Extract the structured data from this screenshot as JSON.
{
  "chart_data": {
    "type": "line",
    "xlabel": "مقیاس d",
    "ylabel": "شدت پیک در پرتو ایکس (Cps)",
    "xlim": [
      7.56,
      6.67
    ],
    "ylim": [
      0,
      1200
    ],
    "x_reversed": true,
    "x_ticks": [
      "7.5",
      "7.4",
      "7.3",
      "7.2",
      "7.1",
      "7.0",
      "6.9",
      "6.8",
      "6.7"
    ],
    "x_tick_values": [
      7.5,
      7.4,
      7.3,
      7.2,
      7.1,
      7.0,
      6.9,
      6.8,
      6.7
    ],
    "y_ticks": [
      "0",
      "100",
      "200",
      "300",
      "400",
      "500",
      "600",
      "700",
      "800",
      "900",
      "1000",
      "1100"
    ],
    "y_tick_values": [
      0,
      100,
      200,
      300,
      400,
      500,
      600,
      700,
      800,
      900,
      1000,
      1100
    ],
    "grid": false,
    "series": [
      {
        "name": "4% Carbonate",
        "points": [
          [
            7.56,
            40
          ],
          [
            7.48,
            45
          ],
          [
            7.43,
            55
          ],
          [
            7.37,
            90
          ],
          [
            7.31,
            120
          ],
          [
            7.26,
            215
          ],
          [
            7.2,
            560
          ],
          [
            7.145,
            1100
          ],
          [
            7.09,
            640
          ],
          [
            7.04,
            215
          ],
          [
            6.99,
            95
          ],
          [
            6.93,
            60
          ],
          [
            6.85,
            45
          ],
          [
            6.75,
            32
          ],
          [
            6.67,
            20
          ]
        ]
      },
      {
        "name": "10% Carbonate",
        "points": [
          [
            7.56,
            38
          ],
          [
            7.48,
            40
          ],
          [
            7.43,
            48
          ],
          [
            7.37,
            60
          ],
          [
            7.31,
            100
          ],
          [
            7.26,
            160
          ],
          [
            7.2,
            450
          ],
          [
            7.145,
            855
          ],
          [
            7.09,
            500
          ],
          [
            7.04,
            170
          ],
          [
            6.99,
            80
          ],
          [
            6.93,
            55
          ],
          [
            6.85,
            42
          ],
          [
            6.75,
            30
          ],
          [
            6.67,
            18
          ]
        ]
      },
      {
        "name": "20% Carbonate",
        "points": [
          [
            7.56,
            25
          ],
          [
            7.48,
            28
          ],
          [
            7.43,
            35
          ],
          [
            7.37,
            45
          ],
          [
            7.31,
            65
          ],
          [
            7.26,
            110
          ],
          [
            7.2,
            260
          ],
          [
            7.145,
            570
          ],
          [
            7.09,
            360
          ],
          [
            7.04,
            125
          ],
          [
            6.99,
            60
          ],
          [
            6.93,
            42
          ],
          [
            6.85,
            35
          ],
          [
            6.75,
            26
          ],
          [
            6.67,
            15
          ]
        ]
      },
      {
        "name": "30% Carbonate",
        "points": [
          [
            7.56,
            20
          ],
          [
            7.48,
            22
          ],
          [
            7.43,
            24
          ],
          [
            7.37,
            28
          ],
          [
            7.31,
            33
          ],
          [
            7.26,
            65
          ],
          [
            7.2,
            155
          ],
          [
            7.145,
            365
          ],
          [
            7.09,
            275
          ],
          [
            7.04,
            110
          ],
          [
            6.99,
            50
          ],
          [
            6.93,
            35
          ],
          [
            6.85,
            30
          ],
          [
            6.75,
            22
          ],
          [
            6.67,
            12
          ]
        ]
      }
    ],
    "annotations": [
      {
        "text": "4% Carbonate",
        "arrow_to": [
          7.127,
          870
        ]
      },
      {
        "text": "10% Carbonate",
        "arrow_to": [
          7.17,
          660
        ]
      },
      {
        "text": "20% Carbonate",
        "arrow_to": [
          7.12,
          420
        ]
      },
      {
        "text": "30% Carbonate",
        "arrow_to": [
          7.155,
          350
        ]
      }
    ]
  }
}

┄┄┄┄┄┄┄┄┄┄┄┄┄┄┄┄┄┄┄┄

*Aim*. Take the lines above and print them exactly.

*Task solution*.
Extract the structured data from this screenshot as JSON.
{
  "chart_data": {
    "type": "line",
    "xlabel": "مقیاس d",
    "ylabel": "شدت پیک در پرتو ایکس (Cps)",
    "xlim": [
      7.56,
      6.67
    ],
    "ylim": [
      0,
      1200
    ],
    "x_reversed": true,
    "x_ticks": [
      "7.5",
      "7.4",
      "7.3",
      "7.2",
      "7.1",
      "7.0",
      "6.9",
      "6.8",
      "6.7"
    ],
    "x_tick_values": [
      7.5,
      7.4,
      7.3,
      7.2,
      7.1,
      7.0,
      6.9,
      6.8,
      6.7
    ],
    "y_ticks": [
      "0",
      "100",
      "200",
      "300",
      "400",
      "500",
      "600",
      "700",
      "800",
      "900",
      "1000",
      "1100"
    ],
    "y_tick_values": [
      0,
      100,
      200,
      300,
      400,
      500,
      600,
      700,
      800,
      900,
      1000,
      1100
    ],
    "grid": false,
    "series": [
      {
        "name": "4% Carbonate",
        "points": [
          [
            7.56,
            40
          ],
          [
            7.48,
            45
          ],
          [
            7.43,
            55
          ],
          [
            7.37,
            90
          ],
          [
            7.31,
            120
          ],
          [
            7.26,
            215
          ],
          [
            7.2,
            560
          ],
          [
            7.145,
            1100
          ],
          [
            7.09,
            640
          ],
          [
            7.04,
            215
          ],
          [
            6.99,
            95
          ],
          [
            6.93,
            60
          ],
          [
            6.85,
            45
          ],
          [
            6.75,
            32
          ],
          [
            6.67,
            20
          ]
        ]
      },
      {
        "name": "10% Carbonate",
        "points": [
          [
            7.56,
            38
          ],
          [
            7.48,
            40
          ],
          [
            7.43,
            48
          ],
          [
            7.37,
            60
          ],
          [
            7.31,
            100
          ],
          [
            7.26,
            160
          ],
          [
            7.2,
            450
          ],
          [
            7.145,
            855
          ],
          [
            7.09,
            500
          ],
          [
            7.04,
            170
          ],
          [
            6.99,
            80
          ],
          [
            6.93,
            55
          ],
          [
            6.85,
            42
          ],
          [
            6.75,
            30
          ],
          [
            6.67,
            18
          ]
        ]
      },
      {
        "name": "20% Carbonate",
        "points": [
          [
            7.56,
            25
          ],
          [
            7.48,
            28
          ],
          [
            7.43,
            35
          ],
          [
            7.37,
            45
          ],
          [
            7.31,
            65
          ],
          [
            7.26,
            110
          ],
          [
            7.2,
            260
          ],
          [
            7.145,
            570
          ],
          [
            7.09,
            360
          ],
          [
            7.04,
            125
          ],
          [
            6.99,
            60
          ],
          [
            6.93,
            42
          ],
          [
            6.85,
            35
          ],
          [
            6.75,
            26
          ],
          [
            6.67,
            15
          ]
        ]
      },
      {
        "name": "30% Carbonate",
        "points": [
          [
            7.56,
            20
          ],
          [
            7.48,
            22
          ],
          [
            7.43,
            24
          ],
          [
            7.37,
            28
          ],
          [
            7.31,
            33
          ],
          [
            7.26,
            65
          ],
          [
            7.2,
            155
          ],
          [
            7.145,
            365
          ],
          [
            7.09,
            275
          ],
          [
            7.04,
            110
          ],
          [
            6.99,
            50
          ],
          [
            6.93,
            35
          ],
          [
            6.85,
            30
          ],
          [
            6.75,
            22
          ],
          [
            6.67,
            12
          ]
        ]
      }
    ],
    "annotations": [
      {
        "text": "4% Carbonate",
        "arrow_to": [
          7.127,
          870
        ]
      },
      {
        "text": "10% Carbonate",
        "arrow_to": [
          7.17,
          660
        ]
      },
      {
        "text": "20% Carbonate",
        "arrow_to": [
          7.12,
          420
        ]
      },
      {
        "text": "30% Carbonate",
        "arrow_to": [
          7.155,
          350
        ]
      }
    ]
  }
}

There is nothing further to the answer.